Below are some entries. Work out how many of their lines hold the word "Translation", and write that number alone.

** START Provided data **

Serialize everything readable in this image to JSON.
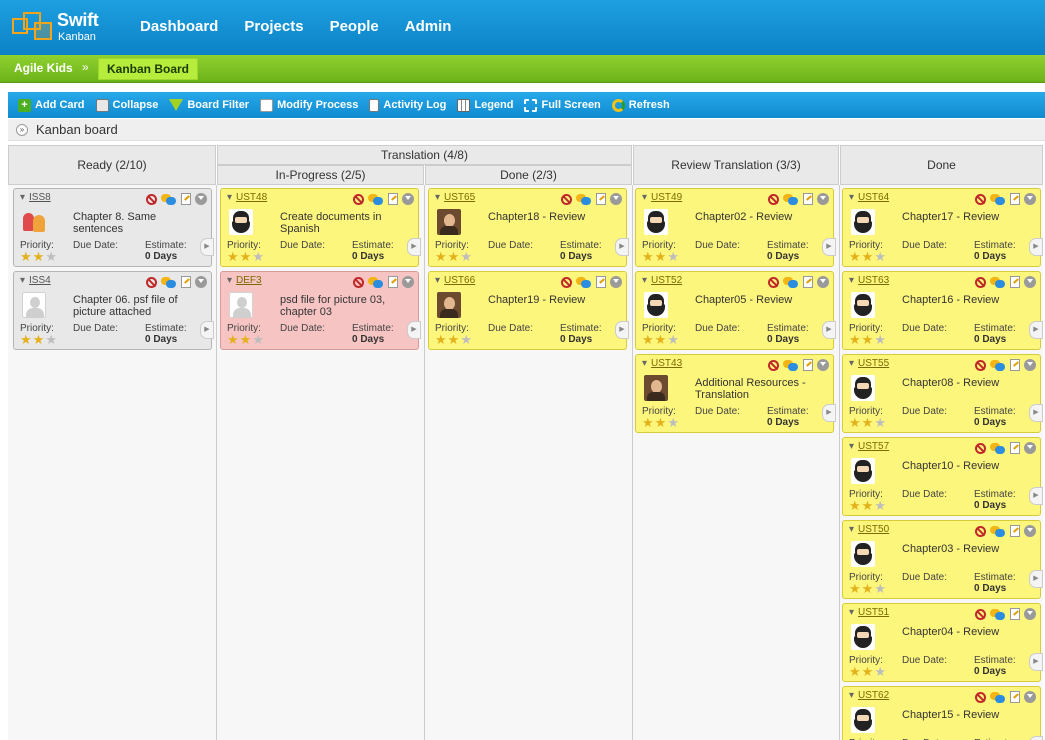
{
  "app": {
    "logo_line1": "Swift",
    "logo_line2": "Kanban"
  },
  "nav": [
    "Dashboard",
    "Projects",
    "People",
    "Admin"
  ],
  "breadcrumb": {
    "project": "Agile Kids",
    "separator": "»",
    "current": "Kanban Board"
  },
  "toolbar": [
    "Add Card",
    "Collapse",
    "Board Filter",
    "Modify Process",
    "Activity Log",
    "Legend",
    "Full Screen",
    "Refresh"
  ],
  "board_title": "Kanban board",
  "columns": {
    "ready": "Ready (2/10)",
    "translation": "Translation (4/8)",
    "in_progress": "In-Progress (2/5)",
    "done_sub": "Done (2/3)",
    "review": "Review Translation (3/3)",
    "done": "Done"
  },
  "labels": {
    "priority": "Priority:",
    "due": "Due Date:",
    "estimate": "Estimate:"
  },
  "cards": [
    {
      "col": 0,
      "row": 0,
      "id": "ISS8",
      "title": "Chapter 8. Same sentences",
      "avatar": "kids",
      "color": "gray",
      "stars": 2,
      "estimate": "0 Days"
    },
    {
      "col": 0,
      "row": 1,
      "id": "ISS4",
      "title": "Chapter 06. psf file of picture attached",
      "avatar": "blank",
      "color": "gray",
      "stars": 2,
      "estimate": "0 Days"
    },
    {
      "col": 1,
      "row": 0,
      "id": "UST48",
      "title": "Create documents in Spanish",
      "avatar": "beard",
      "color": "yellow",
      "stars": 2,
      "estimate": "0 Days"
    },
    {
      "col": 1,
      "row": 1,
      "id": "DEF3",
      "title": "psd file for picture 03, chapter 03",
      "avatar": "blank",
      "color": "red",
      "stars": 2,
      "estimate": "0 Days"
    },
    {
      "col": 2,
      "row": 0,
      "id": "UST65",
      "title": "Chapter18 - Review",
      "avatar": "woman",
      "color": "yellow",
      "stars": 2,
      "estimate": "0 Days"
    },
    {
      "col": 2,
      "row": 1,
      "id": "UST66",
      "title": "Chapter19 - Review",
      "avatar": "woman",
      "color": "yellow",
      "stars": 2,
      "estimate": "0 Days"
    },
    {
      "col": 3,
      "row": 0,
      "id": "UST49",
      "title": "Chapter02 - Review",
      "avatar": "beard",
      "color": "yellow",
      "stars": 2,
      "estimate": "0 Days"
    },
    {
      "col": 3,
      "row": 1,
      "id": "UST52",
      "title": "Chapter05 - Review",
      "avatar": "beard",
      "color": "yellow",
      "stars": 2,
      "estimate": "0 Days"
    },
    {
      "col": 3,
      "row": 2,
      "id": "UST43",
      "title": "Additional Resources - Translation",
      "avatar": "woman",
      "color": "yellow",
      "stars": 2,
      "estimate": "0 Days"
    },
    {
      "col": 4,
      "row": 0,
      "id": "UST64",
      "title": "Chapter17 - Review",
      "avatar": "beard",
      "color": "yellow",
      "stars": 2,
      "estimate": "0 Days"
    },
    {
      "col": 4,
      "row": 1,
      "id": "UST63",
      "title": "Chapter16 - Review",
      "avatar": "beard",
      "color": "yellow",
      "stars": 2,
      "estimate": "0 Days"
    },
    {
      "col": 4,
      "row": 2,
      "id": "UST55",
      "title": "Chapter08 - Review",
      "avatar": "beard",
      "color": "yellow",
      "stars": 2,
      "estimate": "0 Days"
    },
    {
      "col": 4,
      "row": 3,
      "id": "UST57",
      "title": "Chapter10 - Review",
      "avatar": "beard",
      "color": "yellow",
      "stars": 2,
      "estimate": "0 Days"
    },
    {
      "col": 4,
      "row": 4,
      "id": "UST50",
      "title": "Chapter03 - Review",
      "avatar": "beard",
      "color": "yellow",
      "stars": 2,
      "estimate": "0 Days"
    },
    {
      "col": 4,
      "row": 5,
      "id": "UST51",
      "title": "Chapter04 - Review",
      "avatar": "beard",
      "color": "yellow",
      "stars": 2,
      "estimate": "0 Days"
    },
    {
      "col": 4,
      "row": 6,
      "id": "UST62",
      "title": "Chapter15 - Review",
      "avatar": "beard",
      "color": "yellow",
      "stars": 2,
      "estimate": ""
    }
  ]
}
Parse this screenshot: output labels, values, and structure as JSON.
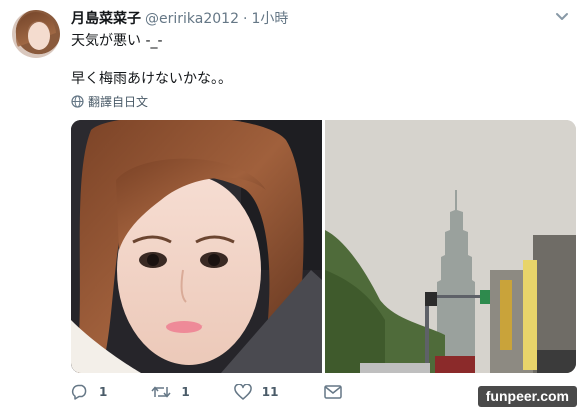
{
  "tweet": {
    "display_name": "月島菜菜子",
    "handle": "@eririka2012",
    "separator": "·",
    "timestamp": "1小時",
    "text_line1": "天気が悪い -_-",
    "text_line2": "早く梅雨あけないかな。。",
    "translate_label": "翻譯自日文",
    "avatar_icon": "profile-photo",
    "caret_icon": "chevron-down-icon"
  },
  "media": {
    "photo_left": "selfie-in-car",
    "photo_right": "city-skyline-taipei-101"
  },
  "actions": {
    "reply_count": "1",
    "retweet_count": "1",
    "like_count": "11",
    "reply_icon": "reply-icon",
    "retweet_icon": "retweet-icon",
    "like_icon": "heart-icon",
    "dm_icon": "mail-icon"
  },
  "watermark": {
    "text": "funpeer.com"
  },
  "colors": {
    "text_primary": "#14171a",
    "text_secondary": "#657786",
    "background": "#ffffff"
  }
}
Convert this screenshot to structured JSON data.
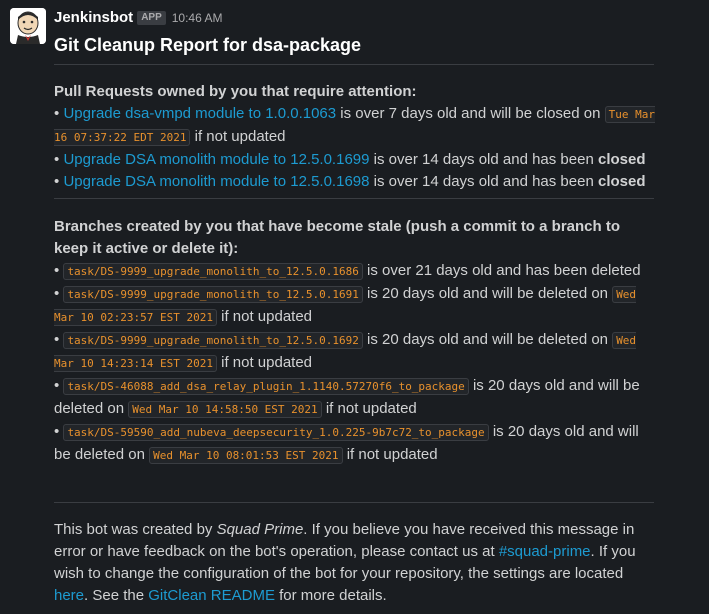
{
  "message": {
    "sender": "Jenkinsbot",
    "badge": "APP",
    "time": "10:46 AM",
    "title": "Git Cleanup Report for dsa-package"
  },
  "pull_requests": {
    "heading": "Pull Requests owned by you that require attention:",
    "items": [
      {
        "bullet": "•",
        "link": "Upgrade dsa-vmpd module to 1.0.0.1063",
        "text1": " is over 7 days old and will be closed on ",
        "date": "Tue Mar 16 07:37:22 EDT 2021",
        "text2": " if not updated"
      },
      {
        "bullet": "•",
        "link": "Upgrade DSA monolith module to 12.5.0.1699",
        "text1": " is over 14 days old and has been ",
        "bold": "closed"
      },
      {
        "bullet": "•",
        "link": "Upgrade DSA monolith module to 12.5.0.1698",
        "text1": " is over 14 days old and has been ",
        "bold": "closed"
      }
    ]
  },
  "branches": {
    "heading": "Branches created by you that have become stale (push a commit to a branch to keep it active or delete it):",
    "items": [
      {
        "bullet": "•",
        "branch": "task/DS-9999_upgrade_monolith_to_12.5.0.1686",
        "text1": " is over 21 days old and has been deleted"
      },
      {
        "bullet": "•",
        "branch": "task/DS-9999_upgrade_monolith_to_12.5.0.1691",
        "text1": " is 20 days old and will be deleted on ",
        "date": "Wed Mar 10 02:23:57 EST 2021",
        "text2": " if not updated"
      },
      {
        "bullet": "•",
        "branch": "task/DS-9999_upgrade_monolith_to_12.5.0.1692",
        "text1": " is 20 days old and will be deleted on ",
        "date": "Wed Mar 10 14:23:14 EST 2021",
        "text2": " if not updated"
      },
      {
        "bullet": "•",
        "branch": "task/DS-46088_add_dsa_relay_plugin_1.1140.57270f6_to_package",
        "text1": " is 20 days old and will be deleted on ",
        "date": "Wed Mar 10 14:58:50 EST 2021",
        "text2": " if not updated"
      },
      {
        "bullet": "•",
        "branch": "task/DS-59590_add_nubeva_deepsecurity_1.0.225-9b7c72_to_package",
        "text1": " is 20 days old and will be deleted on ",
        "date": "Wed Mar 10 08:01:53 EST 2021",
        "text2": " if not updated"
      }
    ]
  },
  "footer": {
    "t1": "This bot was created by ",
    "italic": "Squad Prime",
    "t2": ". If you believe you have received this message in error or have feedback on the bot's operation, please contact us at ",
    "channel": "#squad-prime",
    "t3": ". If you wish to change the configuration of the bot for your repository, the settings are located ",
    "here": "here",
    "t4": ". See the ",
    "readme": "GitClean README",
    "t5": " for more details."
  },
  "colors": {
    "background": "#1a1d21",
    "text": "#d1d2d3",
    "link": "#1d9bd1",
    "code": "#e8912d"
  }
}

** END Provided data **

# Complete answer
3